-- start DATASET EXTRACT --

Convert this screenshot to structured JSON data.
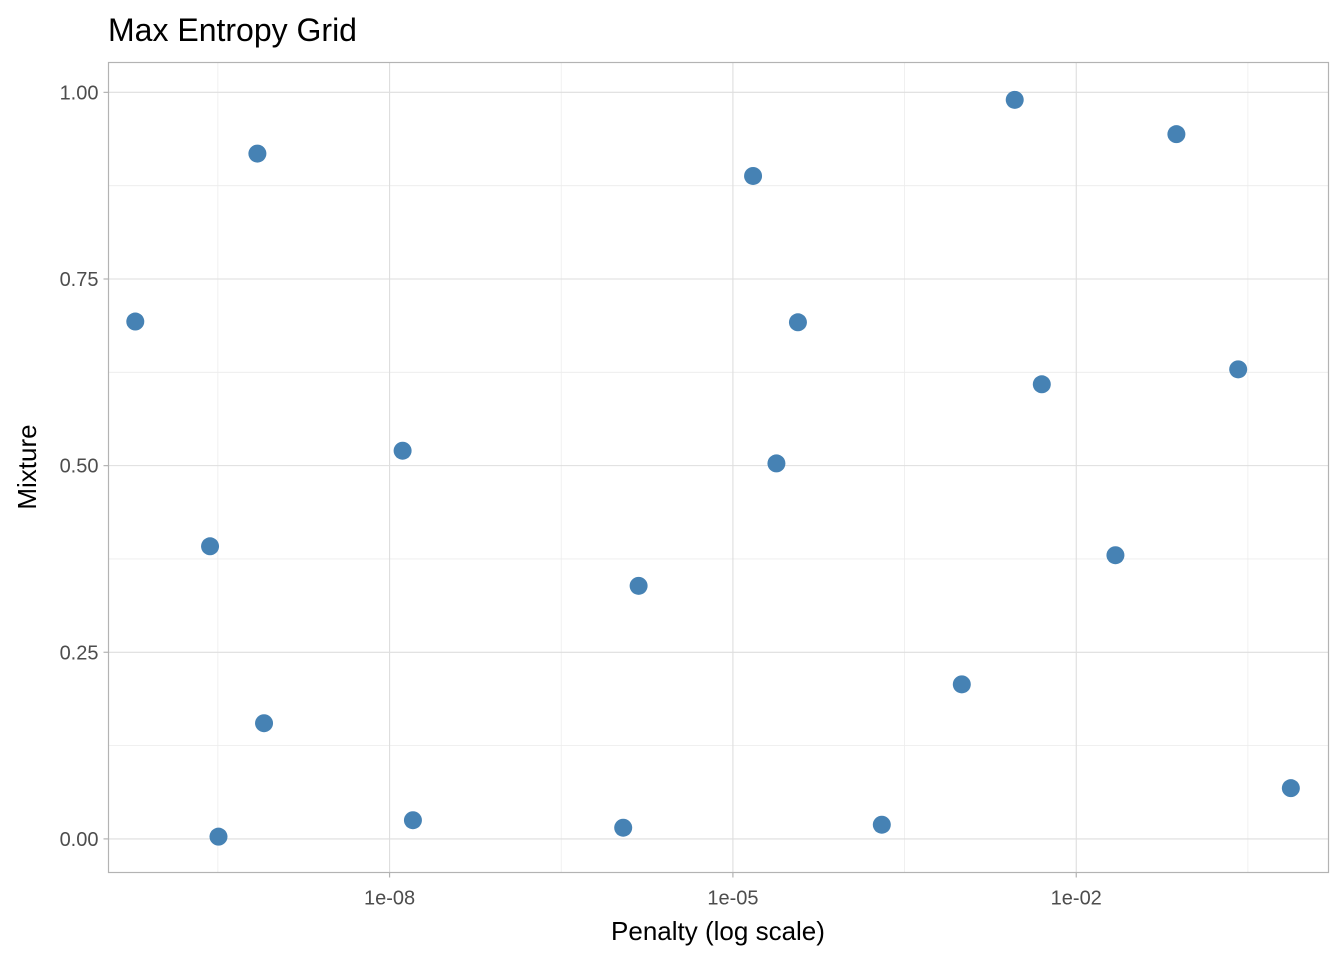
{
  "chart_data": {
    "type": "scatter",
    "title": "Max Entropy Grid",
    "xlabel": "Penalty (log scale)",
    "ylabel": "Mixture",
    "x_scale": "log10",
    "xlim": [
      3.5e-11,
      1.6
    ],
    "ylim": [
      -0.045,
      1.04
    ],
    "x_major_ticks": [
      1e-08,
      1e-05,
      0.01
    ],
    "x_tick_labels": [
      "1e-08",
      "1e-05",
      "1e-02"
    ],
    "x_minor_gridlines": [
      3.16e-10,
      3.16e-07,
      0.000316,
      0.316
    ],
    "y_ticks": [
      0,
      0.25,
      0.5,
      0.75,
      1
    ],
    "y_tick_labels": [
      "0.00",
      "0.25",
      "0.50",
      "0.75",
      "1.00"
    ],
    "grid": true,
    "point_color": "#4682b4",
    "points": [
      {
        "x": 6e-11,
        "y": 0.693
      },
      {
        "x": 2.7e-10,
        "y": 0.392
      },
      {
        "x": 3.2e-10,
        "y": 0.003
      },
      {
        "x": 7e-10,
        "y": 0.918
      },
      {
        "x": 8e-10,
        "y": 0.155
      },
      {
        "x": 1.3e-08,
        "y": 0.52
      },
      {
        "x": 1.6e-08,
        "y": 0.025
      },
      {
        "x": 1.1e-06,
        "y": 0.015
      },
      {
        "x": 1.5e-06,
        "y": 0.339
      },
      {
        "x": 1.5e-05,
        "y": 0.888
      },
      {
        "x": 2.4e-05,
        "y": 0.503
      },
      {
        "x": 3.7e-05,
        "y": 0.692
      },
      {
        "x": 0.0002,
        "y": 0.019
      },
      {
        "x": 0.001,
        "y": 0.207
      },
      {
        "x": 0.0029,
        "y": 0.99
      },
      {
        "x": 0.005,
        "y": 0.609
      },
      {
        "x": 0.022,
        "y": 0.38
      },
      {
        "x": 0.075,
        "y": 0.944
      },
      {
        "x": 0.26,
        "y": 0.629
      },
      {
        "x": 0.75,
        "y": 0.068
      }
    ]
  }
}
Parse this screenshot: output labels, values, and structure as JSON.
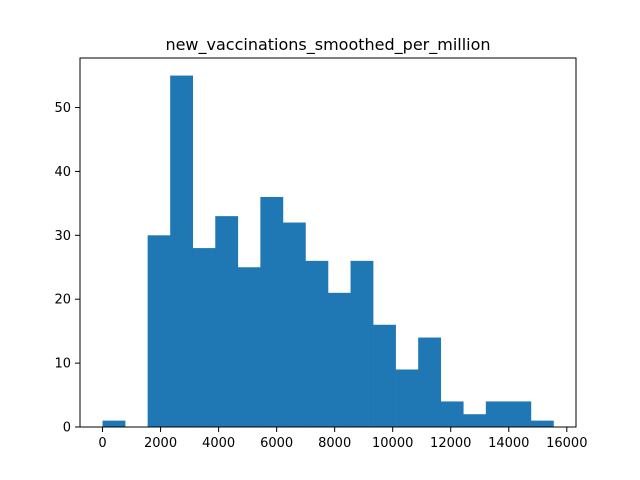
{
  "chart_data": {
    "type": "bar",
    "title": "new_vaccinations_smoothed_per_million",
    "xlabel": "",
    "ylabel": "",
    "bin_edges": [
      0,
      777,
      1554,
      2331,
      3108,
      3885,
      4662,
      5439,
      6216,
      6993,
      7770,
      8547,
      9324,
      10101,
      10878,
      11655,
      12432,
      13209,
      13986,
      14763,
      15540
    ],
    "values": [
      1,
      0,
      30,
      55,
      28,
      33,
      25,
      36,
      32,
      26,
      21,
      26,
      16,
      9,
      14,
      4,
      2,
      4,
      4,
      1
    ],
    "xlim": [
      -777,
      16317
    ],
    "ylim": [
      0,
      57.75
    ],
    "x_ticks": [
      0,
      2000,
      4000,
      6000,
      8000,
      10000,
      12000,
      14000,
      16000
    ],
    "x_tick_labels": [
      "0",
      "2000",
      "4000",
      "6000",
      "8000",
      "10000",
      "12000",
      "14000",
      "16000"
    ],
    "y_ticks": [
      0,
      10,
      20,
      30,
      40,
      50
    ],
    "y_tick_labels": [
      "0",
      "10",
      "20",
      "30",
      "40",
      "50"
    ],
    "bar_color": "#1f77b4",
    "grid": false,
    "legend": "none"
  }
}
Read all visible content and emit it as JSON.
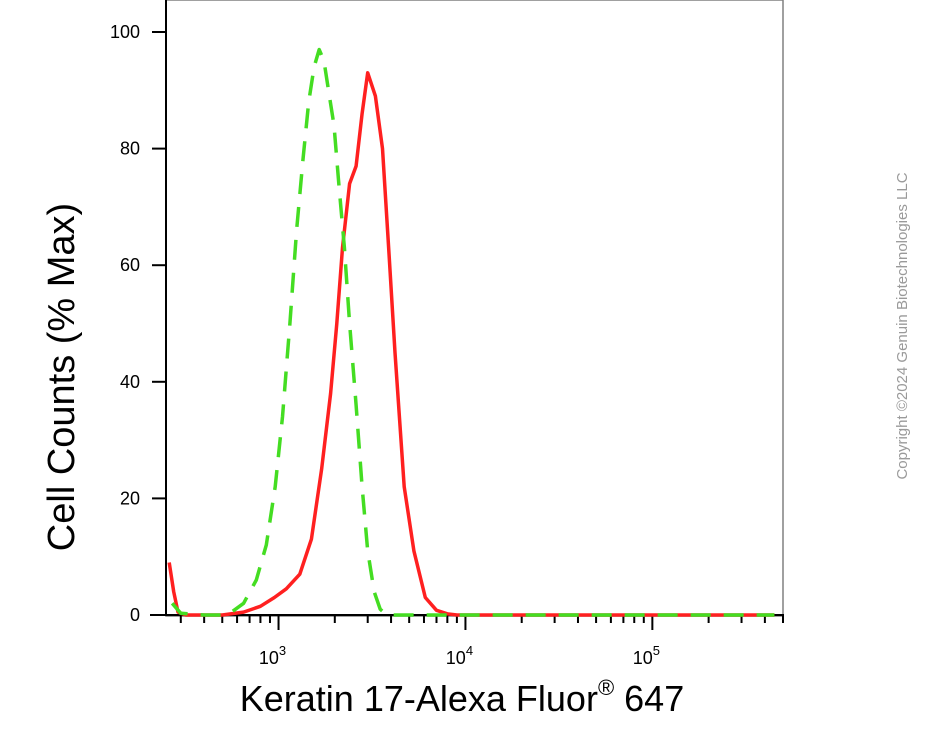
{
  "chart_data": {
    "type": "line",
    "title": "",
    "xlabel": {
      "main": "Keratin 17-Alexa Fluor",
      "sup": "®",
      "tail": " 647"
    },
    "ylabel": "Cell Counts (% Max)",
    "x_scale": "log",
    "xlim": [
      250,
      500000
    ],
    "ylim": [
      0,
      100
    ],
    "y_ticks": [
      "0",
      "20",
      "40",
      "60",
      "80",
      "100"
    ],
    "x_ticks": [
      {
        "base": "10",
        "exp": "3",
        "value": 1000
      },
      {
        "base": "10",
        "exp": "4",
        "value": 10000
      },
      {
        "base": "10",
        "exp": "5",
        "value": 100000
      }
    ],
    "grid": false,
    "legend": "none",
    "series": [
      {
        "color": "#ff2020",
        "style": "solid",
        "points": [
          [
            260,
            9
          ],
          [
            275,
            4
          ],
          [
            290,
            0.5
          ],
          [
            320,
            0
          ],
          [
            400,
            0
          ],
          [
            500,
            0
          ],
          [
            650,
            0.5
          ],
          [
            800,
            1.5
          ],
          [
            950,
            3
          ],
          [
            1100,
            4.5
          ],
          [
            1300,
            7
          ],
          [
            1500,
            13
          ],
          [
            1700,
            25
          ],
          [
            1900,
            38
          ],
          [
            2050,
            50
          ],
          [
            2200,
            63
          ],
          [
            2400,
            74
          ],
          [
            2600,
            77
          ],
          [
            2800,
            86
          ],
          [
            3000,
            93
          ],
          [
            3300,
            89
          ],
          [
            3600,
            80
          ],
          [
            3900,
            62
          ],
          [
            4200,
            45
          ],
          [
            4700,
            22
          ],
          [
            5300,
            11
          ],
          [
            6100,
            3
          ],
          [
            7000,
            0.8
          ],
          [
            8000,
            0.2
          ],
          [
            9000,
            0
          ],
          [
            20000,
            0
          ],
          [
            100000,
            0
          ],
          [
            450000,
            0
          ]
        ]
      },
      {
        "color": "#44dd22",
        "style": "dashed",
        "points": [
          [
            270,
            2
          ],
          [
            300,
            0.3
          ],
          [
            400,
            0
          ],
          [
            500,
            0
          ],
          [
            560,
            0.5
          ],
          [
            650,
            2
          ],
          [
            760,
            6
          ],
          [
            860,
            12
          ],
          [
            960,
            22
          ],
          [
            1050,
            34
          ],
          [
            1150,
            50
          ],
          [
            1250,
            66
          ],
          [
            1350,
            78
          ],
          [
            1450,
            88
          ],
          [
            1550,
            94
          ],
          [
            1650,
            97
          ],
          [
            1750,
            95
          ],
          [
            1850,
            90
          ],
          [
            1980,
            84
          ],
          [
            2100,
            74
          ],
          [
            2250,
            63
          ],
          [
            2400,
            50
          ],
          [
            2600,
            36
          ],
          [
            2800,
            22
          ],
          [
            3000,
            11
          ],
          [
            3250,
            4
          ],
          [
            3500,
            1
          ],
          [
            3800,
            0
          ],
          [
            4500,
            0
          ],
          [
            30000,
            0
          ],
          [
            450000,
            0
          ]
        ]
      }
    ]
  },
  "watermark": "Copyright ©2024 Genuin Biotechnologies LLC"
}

-- end DATASET EXTRACT --

WRITTEN PROBLEM:
Report only how many lines of the listing hold the word "screenshot".

FINAL RESULT:
2